[TASK TO COMPLETE]:
Your task is to output the data exactly as it stands.

── THE INPUT

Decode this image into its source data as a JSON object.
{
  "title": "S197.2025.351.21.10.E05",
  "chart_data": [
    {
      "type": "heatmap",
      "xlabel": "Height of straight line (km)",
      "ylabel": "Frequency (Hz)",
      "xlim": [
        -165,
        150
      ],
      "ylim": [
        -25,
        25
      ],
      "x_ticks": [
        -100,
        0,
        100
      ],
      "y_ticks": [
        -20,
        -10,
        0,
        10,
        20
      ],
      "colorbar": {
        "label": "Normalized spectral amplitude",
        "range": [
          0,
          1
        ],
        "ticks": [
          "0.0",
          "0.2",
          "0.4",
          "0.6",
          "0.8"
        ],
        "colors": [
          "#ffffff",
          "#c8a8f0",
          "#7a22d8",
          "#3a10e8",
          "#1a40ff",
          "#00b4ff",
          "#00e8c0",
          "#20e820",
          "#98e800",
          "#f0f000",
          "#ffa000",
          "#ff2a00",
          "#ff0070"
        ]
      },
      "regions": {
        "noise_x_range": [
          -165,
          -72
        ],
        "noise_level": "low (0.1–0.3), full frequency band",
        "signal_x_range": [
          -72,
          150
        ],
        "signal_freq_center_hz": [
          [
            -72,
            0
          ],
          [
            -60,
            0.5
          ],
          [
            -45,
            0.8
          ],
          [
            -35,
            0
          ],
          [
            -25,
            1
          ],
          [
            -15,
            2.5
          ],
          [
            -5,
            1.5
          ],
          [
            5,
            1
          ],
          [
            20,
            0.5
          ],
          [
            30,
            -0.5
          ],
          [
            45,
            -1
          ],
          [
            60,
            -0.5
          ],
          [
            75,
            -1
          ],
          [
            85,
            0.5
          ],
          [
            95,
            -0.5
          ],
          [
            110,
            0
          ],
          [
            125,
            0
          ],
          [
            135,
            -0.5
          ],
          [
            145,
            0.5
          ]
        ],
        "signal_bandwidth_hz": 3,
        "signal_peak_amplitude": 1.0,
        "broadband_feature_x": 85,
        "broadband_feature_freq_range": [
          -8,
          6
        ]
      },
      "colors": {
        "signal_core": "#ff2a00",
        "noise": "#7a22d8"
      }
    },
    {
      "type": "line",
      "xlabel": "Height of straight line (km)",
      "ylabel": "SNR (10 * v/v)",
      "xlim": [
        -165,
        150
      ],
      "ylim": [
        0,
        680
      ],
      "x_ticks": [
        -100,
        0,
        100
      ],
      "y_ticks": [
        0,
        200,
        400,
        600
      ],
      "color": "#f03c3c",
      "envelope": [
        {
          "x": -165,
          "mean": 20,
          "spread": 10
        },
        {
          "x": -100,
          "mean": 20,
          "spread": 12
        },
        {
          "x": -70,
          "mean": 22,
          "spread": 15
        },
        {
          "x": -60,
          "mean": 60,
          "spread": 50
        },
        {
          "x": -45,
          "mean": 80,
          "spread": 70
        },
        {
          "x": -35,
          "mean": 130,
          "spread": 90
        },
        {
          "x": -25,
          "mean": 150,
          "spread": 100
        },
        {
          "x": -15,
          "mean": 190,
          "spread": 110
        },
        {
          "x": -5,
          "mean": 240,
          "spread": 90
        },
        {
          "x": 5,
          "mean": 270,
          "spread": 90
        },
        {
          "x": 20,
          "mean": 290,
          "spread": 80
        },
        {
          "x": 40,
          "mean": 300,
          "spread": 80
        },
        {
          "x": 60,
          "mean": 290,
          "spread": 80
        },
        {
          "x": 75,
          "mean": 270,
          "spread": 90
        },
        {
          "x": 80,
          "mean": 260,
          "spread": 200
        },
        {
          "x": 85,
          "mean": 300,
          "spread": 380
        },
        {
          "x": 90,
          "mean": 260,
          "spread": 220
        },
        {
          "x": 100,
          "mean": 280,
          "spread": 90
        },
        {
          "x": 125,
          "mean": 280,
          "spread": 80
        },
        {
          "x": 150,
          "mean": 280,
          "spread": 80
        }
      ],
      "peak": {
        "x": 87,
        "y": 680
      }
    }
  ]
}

────

[THE RESPONSE]:
Decode this image into its source data as a JSON object.
{
  "title": "S197.2025.351.21.10.E05",
  "chart_data": [
    {
      "type": "heatmap",
      "xlabel": "Height of straight line (km)",
      "ylabel": "Frequency (Hz)",
      "xlim": [
        -165,
        150
      ],
      "ylim": [
        -25,
        25
      ],
      "x_ticks": [
        -100,
        0,
        100
      ],
      "y_ticks": [
        -20,
        -10,
        0,
        10,
        20
      ],
      "colorbar": {
        "label": "Normalized spectral amplitude",
        "range": [
          0,
          1
        ],
        "ticks": [
          "0.0",
          "0.2",
          "0.4",
          "0.6",
          "0.8"
        ],
        "colors": [
          "#ffffff",
          "#c8a8f0",
          "#7a22d8",
          "#3a10e8",
          "#1a40ff",
          "#00b4ff",
          "#00e8c0",
          "#20e820",
          "#98e800",
          "#f0f000",
          "#ffa000",
          "#ff2a00",
          "#ff0070"
        ]
      },
      "regions": {
        "noise_x_range": [
          -165,
          -72
        ],
        "noise_level": "low (0.1–0.3), full frequency band",
        "signal_x_range": [
          -72,
          150
        ],
        "signal_freq_center_hz": [
          [
            -72,
            0
          ],
          [
            -60,
            0.5
          ],
          [
            -45,
            0.8
          ],
          [
            -35,
            0
          ],
          [
            -25,
            1
          ],
          [
            -15,
            2.5
          ],
          [
            -5,
            1.5
          ],
          [
            5,
            1
          ],
          [
            20,
            0.5
          ],
          [
            30,
            -0.5
          ],
          [
            45,
            -1
          ],
          [
            60,
            -0.5
          ],
          [
            75,
            -1
          ],
          [
            85,
            0.5
          ],
          [
            95,
            -0.5
          ],
          [
            110,
            0
          ],
          [
            125,
            0
          ],
          [
            135,
            -0.5
          ],
          [
            145,
            0.5
          ]
        ],
        "signal_bandwidth_hz": 3,
        "signal_peak_amplitude": 1.0,
        "broadband_feature_x": 85,
        "broadband_feature_freq_range": [
          -8,
          6
        ]
      },
      "colors": {
        "signal_core": "#ff2a00",
        "noise": "#7a22d8"
      }
    },
    {
      "type": "line",
      "xlabel": "Height of straight line (km)",
      "ylabel": "SNR (10 * v/v)",
      "xlim": [
        -165,
        150
      ],
      "ylim": [
        0,
        680
      ],
      "x_ticks": [
        -100,
        0,
        100
      ],
      "y_ticks": [
        0,
        200,
        400,
        600
      ],
      "color": "#f03c3c",
      "envelope": [
        {
          "x": -165,
          "mean": 20,
          "spread": 10
        },
        {
          "x": -100,
          "mean": 20,
          "spread": 12
        },
        {
          "x": -70,
          "mean": 22,
          "spread": 15
        },
        {
          "x": -60,
          "mean": 60,
          "spread": 50
        },
        {
          "x": -45,
          "mean": 80,
          "spread": 70
        },
        {
          "x": -35,
          "mean": 130,
          "spread": 90
        },
        {
          "x": -25,
          "mean": 150,
          "spread": 100
        },
        {
          "x": -15,
          "mean": 190,
          "spread": 110
        },
        {
          "x": -5,
          "mean": 240,
          "spread": 90
        },
        {
          "x": 5,
          "mean": 270,
          "spread": 90
        },
        {
          "x": 20,
          "mean": 290,
          "spread": 80
        },
        {
          "x": 40,
          "mean": 300,
          "spread": 80
        },
        {
          "x": 60,
          "mean": 290,
          "spread": 80
        },
        {
          "x": 75,
          "mean": 270,
          "spread": 90
        },
        {
          "x": 80,
          "mean": 260,
          "spread": 200
        },
        {
          "x": 85,
          "mean": 300,
          "spread": 380
        },
        {
          "x": 90,
          "mean": 260,
          "spread": 220
        },
        {
          "x": 100,
          "mean": 280,
          "spread": 90
        },
        {
          "x": 125,
          "mean": 280,
          "spread": 80
        },
        {
          "x": 150,
          "mean": 280,
          "spread": 80
        }
      ],
      "peak": {
        "x": 87,
        "y": 680
      }
    }
  ]
}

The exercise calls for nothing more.